-- Directions --
Write out every record below exactly as it appears.

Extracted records
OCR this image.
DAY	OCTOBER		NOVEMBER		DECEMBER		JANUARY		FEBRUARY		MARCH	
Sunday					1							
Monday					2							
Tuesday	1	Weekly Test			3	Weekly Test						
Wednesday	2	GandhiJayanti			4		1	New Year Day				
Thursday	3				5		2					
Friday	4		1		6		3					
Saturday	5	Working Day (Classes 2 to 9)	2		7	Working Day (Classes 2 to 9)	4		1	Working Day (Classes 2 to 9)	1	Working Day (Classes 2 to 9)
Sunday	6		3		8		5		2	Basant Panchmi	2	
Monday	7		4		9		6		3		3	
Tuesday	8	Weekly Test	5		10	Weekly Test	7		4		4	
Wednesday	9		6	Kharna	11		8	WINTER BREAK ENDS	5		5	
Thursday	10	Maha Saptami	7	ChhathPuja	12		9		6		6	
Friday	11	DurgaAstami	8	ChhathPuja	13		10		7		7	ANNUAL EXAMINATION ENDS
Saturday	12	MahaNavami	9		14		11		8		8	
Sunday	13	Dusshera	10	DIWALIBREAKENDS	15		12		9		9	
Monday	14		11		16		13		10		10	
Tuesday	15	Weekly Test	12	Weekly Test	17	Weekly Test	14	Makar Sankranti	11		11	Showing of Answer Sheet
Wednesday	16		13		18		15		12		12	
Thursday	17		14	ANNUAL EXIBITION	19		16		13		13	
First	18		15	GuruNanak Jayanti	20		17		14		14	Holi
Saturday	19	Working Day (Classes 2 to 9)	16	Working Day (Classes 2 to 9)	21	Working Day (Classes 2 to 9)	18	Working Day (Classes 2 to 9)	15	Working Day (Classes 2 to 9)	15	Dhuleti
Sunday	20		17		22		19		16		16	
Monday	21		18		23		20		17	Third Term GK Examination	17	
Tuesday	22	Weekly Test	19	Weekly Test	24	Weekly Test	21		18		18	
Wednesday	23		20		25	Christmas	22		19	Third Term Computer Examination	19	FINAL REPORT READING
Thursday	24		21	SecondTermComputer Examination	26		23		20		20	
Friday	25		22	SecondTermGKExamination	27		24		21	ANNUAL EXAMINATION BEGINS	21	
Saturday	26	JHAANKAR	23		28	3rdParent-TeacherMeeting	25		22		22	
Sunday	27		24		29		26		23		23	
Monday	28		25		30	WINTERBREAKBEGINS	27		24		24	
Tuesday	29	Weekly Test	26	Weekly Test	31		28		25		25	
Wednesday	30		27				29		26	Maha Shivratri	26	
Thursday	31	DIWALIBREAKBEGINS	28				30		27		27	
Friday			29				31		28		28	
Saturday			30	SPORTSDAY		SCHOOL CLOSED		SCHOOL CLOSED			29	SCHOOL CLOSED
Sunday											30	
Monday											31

-- Response to the task --
OCR this image.
DAY	OCTOBER		NOVEMBER		DECEMBER		JANUARY		FEBRUARY		MARCH	
Sunday					1							
Monday					2							
Tuesday	1	Weekly Test			3	Weekly Test						
Wednesday	2	GandhiJayanti			4		1	New Year Day				
Thursday	3				5		2					
Friday	4		1		6		3					
Saturday	5	Working Day (Classes 2 to 9)	2		7	Working Day (Classes 2 to 9)	4		1	Working Day (Classes 2 to 9)	1	Working Day (Classes 2 to 9)
Sunday	6		3		8		5		2	Basant Panchmi	2	
Monday	7		4		9		6		3		3	
Tuesday	8	Weekly Test	5		10	Weekly Test	7		4		4	
Wednesday	9		6	Kharna	11		8	WINTER BREAK ENDS	5		5	
Thursday	10	Maha Saptami	7	ChhathPuja	12		9		6		6	
Friday	11	DurgaAstami	8	ChhathPuja	13		10		7		7	ANNUAL EXAMINATION ENDS
Saturday	12	MahaNavami	9		14		11		8		8	
Sunday	13	Dusshera	10	DIWALIBREAKENDS	15		12		9		9	
Monday	14		11		16		13		10		10	
Tuesday	15	Weekly Test	12	Weekly Test	17	Weekly Test	14	Makar Sankranti	11		11	Showing of Answer Sheet
Wednesday	16		13		18		15		12		12	
Thursday	17		14	ANNUAL EXIBITION	19		16		13		13	
First	18		15	GuruNanak Jayanti	20		17		14		14	Holi
Saturday	19	Working Day (Classes 2 to 9)	16	Working Day (Classes 2 to 9)	21	Working Day (Classes 2 to 9)	18	Working Day (Classes 2 to 9)	15	Working Day (Classes 2 to 9)	15	Dhuleti
Sunday	20		17		22		19		16		16	
Monday	21		18		23		20		17	Third Term GK Examination	17	
Tuesday	22	Weekly Test	19	Weekly Test	24	Weekly Test	21		18		18	
Wednesday	23		20		25	Christmas	22		19	Third Term Computer Examination	19	FINAL REPORT READING
Thursday	24		21	SecondTermComputer Examination	26		23		20		20	
Friday	25		22	SecondTermGKExamination	27		24		21	ANNUAL EXAMINATION BEGINS	21	
Saturday	26	JHAANKAR	23		28	3rdParent-TeacherMeeting	25		22		22	
Sunday	27		24		29		26		23		23	
Monday	28		25		30	WINTERBREAKBEGINS	27		24		24	
Tuesday	29	Weekly Test	26	Weekly Test	31		28		25		25	
Wednesday	30		27				29		26	Maha Shivratri	26	
Thursday	31	DIWALIBREAKBEGINS	28				30		27		27	
Friday			29				31		28		28	
Saturday			30	SPORTSDAY		SCHOOL CLOSED		SCHOOL CLOSED			29	SCHOOL CLOSED
Sunday											30	
Monday											31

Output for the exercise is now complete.